*TASK:* The listing below is to be output in its exact form.

Rows from a dataset

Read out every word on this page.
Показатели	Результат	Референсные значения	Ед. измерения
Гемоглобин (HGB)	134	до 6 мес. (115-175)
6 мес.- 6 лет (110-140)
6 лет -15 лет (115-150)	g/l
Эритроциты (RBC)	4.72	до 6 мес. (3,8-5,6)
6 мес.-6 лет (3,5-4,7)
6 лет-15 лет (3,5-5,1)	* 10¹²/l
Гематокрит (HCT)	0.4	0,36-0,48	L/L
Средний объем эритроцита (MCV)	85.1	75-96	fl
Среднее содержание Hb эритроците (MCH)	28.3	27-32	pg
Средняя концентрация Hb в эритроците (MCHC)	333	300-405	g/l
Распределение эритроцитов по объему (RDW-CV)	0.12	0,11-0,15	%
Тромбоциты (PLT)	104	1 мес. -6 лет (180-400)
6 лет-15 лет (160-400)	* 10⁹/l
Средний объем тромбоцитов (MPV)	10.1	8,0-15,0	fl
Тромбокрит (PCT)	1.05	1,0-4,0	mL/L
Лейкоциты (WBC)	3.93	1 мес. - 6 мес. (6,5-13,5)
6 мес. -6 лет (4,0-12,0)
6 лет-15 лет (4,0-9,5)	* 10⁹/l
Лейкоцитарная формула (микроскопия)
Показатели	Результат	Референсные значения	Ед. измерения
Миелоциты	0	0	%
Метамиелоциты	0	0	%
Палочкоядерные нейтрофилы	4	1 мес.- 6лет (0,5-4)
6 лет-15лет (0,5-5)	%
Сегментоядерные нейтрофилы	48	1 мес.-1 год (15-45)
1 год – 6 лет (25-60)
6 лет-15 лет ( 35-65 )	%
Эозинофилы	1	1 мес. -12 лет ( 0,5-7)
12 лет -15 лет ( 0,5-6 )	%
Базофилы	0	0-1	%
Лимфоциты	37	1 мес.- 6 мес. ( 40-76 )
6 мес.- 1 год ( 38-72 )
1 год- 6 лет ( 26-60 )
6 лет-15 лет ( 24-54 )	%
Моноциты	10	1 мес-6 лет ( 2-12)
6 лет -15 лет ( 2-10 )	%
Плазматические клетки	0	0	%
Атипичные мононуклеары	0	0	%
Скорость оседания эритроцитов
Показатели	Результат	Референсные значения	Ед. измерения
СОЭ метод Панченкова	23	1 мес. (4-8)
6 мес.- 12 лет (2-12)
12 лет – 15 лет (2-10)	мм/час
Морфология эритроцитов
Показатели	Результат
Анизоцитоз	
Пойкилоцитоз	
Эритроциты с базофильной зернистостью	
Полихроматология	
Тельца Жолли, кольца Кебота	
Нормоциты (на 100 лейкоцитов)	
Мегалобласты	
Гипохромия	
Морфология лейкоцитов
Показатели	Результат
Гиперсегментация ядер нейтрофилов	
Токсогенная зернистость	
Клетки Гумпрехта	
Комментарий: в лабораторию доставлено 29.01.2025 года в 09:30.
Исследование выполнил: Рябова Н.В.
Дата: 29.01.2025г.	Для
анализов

*WRITTEN RESPONSE:*
Read out every word on this page.
Показатели	Результат	Референсные значения	Ед. измерения
Гемоглобин (HGB)	134	до 6 мес. (115-175)
6 мес.- 6 лет (110-140)
6 лет -15 лет (115-150)	g/l
Эритроциты (RBC)	4.72	до 6 мес. (3,8-5,6)
6 мес.-6 лет (3,5-4,7)
6 лет-15 лет (3,5-5,1)	* 10¹²/l
Гематокрит (HCT)	0.4	0,36-0,48	L/L
Средний объем эритроцита (MCV)	85.1	75-96	fl
Среднее содержание Hb эритроците (MCH)	28.3	27-32	pg
Средняя концентрация Hb в эритроците (MCHC)	333	300-405	g/l
Распределение эритроцитов по объему (RDW-CV)	0.12	0,11-0,15	%
Тромбоциты (PLT)	104	1 мес. -6 лет (180-400)
6 лет-15 лет (160-400)	* 10⁹/l
Средний объем тромбоцитов (MPV)	10.1	8,0-15,0	fl
Тромбокрит (PCT)	1.05	1,0-4,0	mL/L
Лейкоциты (WBC)	3.93	1 мес. - 6 мес. (6,5-13,5)
6 мес. -6 лет (4,0-12,0)
6 лет-15 лет (4,0-9,5)	* 10⁹/l
Лейкоцитарная формула (микроскопия)
Показатели	Результат	Референсные значения	Ед. измерения
Миелоциты	0	0	%
Метамиелоциты	0	0	%
Палочкоядерные нейтрофилы	4	1 мес.- 6лет (0,5-4)
6 лет-15лет (0,5-5)	%
Сегментоядерные нейтрофилы	48	1 мес.-1 год (15-45)
1 год – 6 лет (25-60)
6 лет-15 лет ( 35-65 )	%
Эозинофилы	1	1 мес. -12 лет ( 0,5-7)
12 лет -15 лет ( 0,5-6 )	%
Базофилы	0	0-1	%
Лимфоциты	37	1 мес.- 6 мес. ( 40-76 )
6 мес.- 1 год ( 38-72 )
1 год- 6 лет ( 26-60 )
6 лет-15 лет ( 24-54 )	%
Моноциты	10	1 мес-6 лет ( 2-12)
6 лет -15 лет ( 2-10 )	%
Плазматические клетки	0	0	%
Атипичные мононуклеары	0	0	%
Скорость оседания эритроцитов
Показатели	Результат	Референсные значения	Ед. измерения
СОЭ метод Панченкова	23	1 мес. (4-8)
6 мес.- 12 лет (2-12)
12 лет – 15 лет (2-10)	мм/час
Морфология эритроцитов
Показатели	Результат
Анизоцитоз	
Пойкилоцитоз	
Эритроциты с базофильной зернистостью	
Полихроматология	
Тельца Жолли, кольца Кебота	
Нормоциты (на 100 лейкоцитов)	
Мегалобласты	
Гипохромия	
Морфология лейкоцитов
Показатели	Результат
Гиперсегментация ядер нейтрофилов	
Токсогенная зернистость	
Клетки Гумпрехта	
Комментарий: в лабораторию доставлено 29.01.2025 года в 09:30.
Исследование выполнил: Рябова Н.В.
Дата: 29.01.2025г.	Для
анализов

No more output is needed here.